(Structured figure records)
________________

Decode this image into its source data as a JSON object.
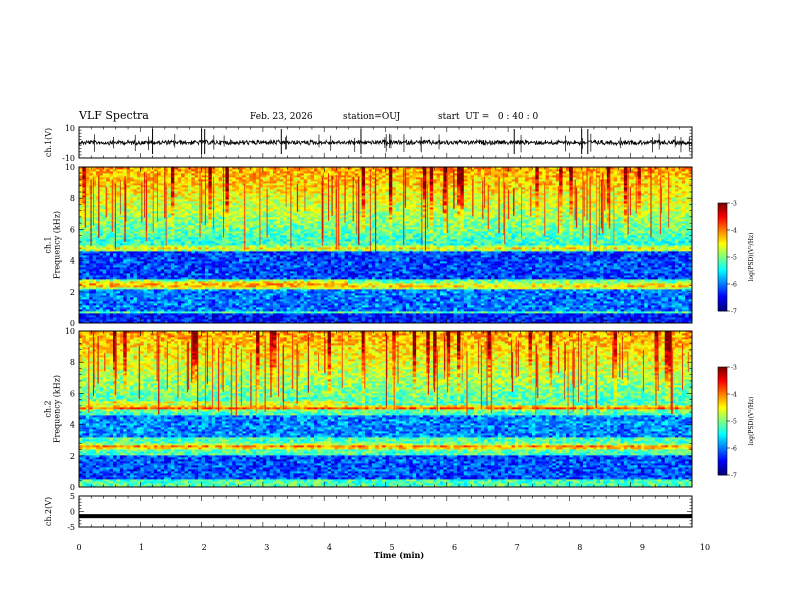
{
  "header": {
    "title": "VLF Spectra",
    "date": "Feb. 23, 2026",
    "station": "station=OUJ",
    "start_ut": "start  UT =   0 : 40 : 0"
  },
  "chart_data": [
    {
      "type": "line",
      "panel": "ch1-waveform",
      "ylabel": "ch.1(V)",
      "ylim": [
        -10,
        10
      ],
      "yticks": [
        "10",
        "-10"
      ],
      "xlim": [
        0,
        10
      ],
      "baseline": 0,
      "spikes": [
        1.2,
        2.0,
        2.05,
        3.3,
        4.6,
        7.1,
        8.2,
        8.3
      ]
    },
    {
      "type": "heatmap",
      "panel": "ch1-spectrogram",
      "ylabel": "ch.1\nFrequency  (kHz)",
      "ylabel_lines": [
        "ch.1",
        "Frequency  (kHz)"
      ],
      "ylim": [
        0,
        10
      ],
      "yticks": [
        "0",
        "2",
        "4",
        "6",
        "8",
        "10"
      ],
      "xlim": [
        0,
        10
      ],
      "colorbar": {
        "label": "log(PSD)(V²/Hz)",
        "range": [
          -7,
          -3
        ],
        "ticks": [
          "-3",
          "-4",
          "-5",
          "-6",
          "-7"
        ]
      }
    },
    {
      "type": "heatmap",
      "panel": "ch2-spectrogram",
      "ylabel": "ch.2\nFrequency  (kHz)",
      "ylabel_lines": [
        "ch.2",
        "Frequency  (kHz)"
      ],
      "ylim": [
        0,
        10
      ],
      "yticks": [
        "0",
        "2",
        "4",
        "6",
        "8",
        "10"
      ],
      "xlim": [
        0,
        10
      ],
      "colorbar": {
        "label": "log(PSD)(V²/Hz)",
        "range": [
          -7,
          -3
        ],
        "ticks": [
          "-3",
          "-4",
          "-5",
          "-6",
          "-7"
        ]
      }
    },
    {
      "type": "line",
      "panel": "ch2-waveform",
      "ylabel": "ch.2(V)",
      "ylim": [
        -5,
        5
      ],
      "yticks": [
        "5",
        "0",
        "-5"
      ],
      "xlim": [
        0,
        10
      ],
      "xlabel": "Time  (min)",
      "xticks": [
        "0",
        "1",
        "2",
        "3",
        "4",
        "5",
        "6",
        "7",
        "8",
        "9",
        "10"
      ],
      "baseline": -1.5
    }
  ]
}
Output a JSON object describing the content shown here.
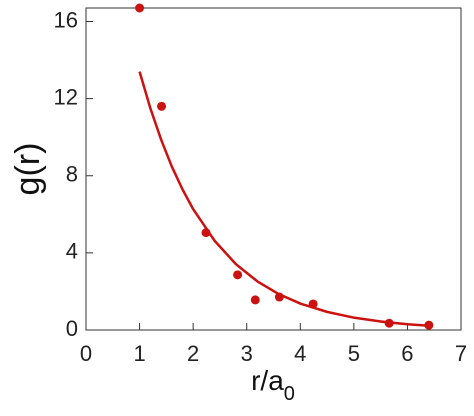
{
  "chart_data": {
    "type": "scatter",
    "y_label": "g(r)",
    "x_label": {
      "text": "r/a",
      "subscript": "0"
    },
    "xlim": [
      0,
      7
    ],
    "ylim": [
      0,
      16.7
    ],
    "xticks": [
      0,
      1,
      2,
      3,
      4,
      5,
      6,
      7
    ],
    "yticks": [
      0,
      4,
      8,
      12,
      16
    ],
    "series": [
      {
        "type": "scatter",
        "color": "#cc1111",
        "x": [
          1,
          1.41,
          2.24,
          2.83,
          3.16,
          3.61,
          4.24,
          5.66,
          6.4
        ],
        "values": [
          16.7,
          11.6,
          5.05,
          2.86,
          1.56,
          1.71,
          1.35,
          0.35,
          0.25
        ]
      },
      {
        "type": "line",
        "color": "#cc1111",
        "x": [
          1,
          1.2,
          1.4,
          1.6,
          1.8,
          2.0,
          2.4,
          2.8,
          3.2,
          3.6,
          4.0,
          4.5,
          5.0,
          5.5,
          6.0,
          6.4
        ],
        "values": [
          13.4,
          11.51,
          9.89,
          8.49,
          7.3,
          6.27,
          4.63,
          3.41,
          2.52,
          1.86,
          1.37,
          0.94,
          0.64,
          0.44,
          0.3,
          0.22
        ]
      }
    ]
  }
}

________________

Short task
Give the entries again word for word, but skip the pictures.

Written response
Decode this image into its source data as a JSON object.
{
  "header": {
    "title": "VLF Spectra",
    "date": "Feb. 23, 2026",
    "station": "station=OUJ",
    "start_ut": "start  UT =   0 : 40 : 0"
  },
  "chart_data": [
    {
      "type": "line",
      "panel": "ch1-waveform",
      "ylabel": "ch.1(V)",
      "ylim": [
        -10,
        10
      ],
      "yticks": [
        "10",
        "-10"
      ],
      "xlim": [
        0,
        10
      ],
      "baseline": 0,
      "spikes": [
        1.2,
        2.0,
        2.05,
        3.3,
        4.6,
        7.1,
        8.2,
        8.3
      ]
    },
    {
      "type": "heatmap",
      "panel": "ch1-spectrogram",
      "ylabel": "ch.1\nFrequency  (kHz)",
      "ylabel_lines": [
        "ch.1",
        "Frequency  (kHz)"
      ],
      "ylim": [
        0,
        10
      ],
      "yticks": [
        "0",
        "2",
        "4",
        "6",
        "8",
        "10"
      ],
      "xlim": [
        0,
        10
      ],
      "colorbar": {
        "label": "log(PSD)(V²/Hz)",
        "range": [
          -7,
          -3
        ],
        "ticks": [
          "-3",
          "-4",
          "-5",
          "-6",
          "-7"
        ]
      }
    },
    {
      "type": "heatmap",
      "panel": "ch2-spectrogram",
      "ylabel": "ch.2\nFrequency  (kHz)",
      "ylabel_lines": [
        "ch.2",
        "Frequency  (kHz)"
      ],
      "ylim": [
        0,
        10
      ],
      "yticks": [
        "0",
        "2",
        "4",
        "6",
        "8",
        "10"
      ],
      "xlim": [
        0,
        10
      ],
      "colorbar": {
        "label": "log(PSD)(V²/Hz)",
        "range": [
          -7,
          -3
        ],
        "ticks": [
          "-3",
          "-4",
          "-5",
          "-6",
          "-7"
        ]
      }
    },
    {
      "type": "line",
      "panel": "ch2-waveform",
      "ylabel": "ch.2(V)",
      "ylim": [
        -5,
        5
      ],
      "yticks": [
        "5",
        "0",
        "-5"
      ],
      "xlim": [
        0,
        10
      ],
      "xlabel": "Time  (min)",
      "xticks": [
        "0",
        "1",
        "2",
        "3",
        "4",
        "5",
        "6",
        "7",
        "8",
        "9",
        "10"
      ],
      "baseline": -1.5
    }
  ]
}
Output a JSON object describing the content shown here.
{
  "chart_data": {
    "type": "scatter",
    "y_label": "g(r)",
    "x_label": {
      "text": "r/a",
      "subscript": "0"
    },
    "xlim": [
      0,
      7
    ],
    "ylim": [
      0,
      16.7
    ],
    "xticks": [
      0,
      1,
      2,
      3,
      4,
      5,
      6,
      7
    ],
    "yticks": [
      0,
      4,
      8,
      12,
      16
    ],
    "series": [
      {
        "type": "scatter",
        "color": "#cc1111",
        "x": [
          1,
          1.41,
          2.24,
          2.83,
          3.16,
          3.61,
          4.24,
          5.66,
          6.4
        ],
        "values": [
          16.7,
          11.6,
          5.05,
          2.86,
          1.56,
          1.71,
          1.35,
          0.35,
          0.25
        ]
      },
      {
        "type": "line",
        "color": "#cc1111",
        "x": [
          1,
          1.2,
          1.4,
          1.6,
          1.8,
          2.0,
          2.4,
          2.8,
          3.2,
          3.6,
          4.0,
          4.5,
          5.0,
          5.5,
          6.0,
          6.4
        ],
        "values": [
          13.4,
          11.51,
          9.89,
          8.49,
          7.3,
          6.27,
          4.63,
          3.41,
          2.52,
          1.86,
          1.37,
          0.94,
          0.64,
          0.44,
          0.3,
          0.22
        ]
      }
    ]
  }
}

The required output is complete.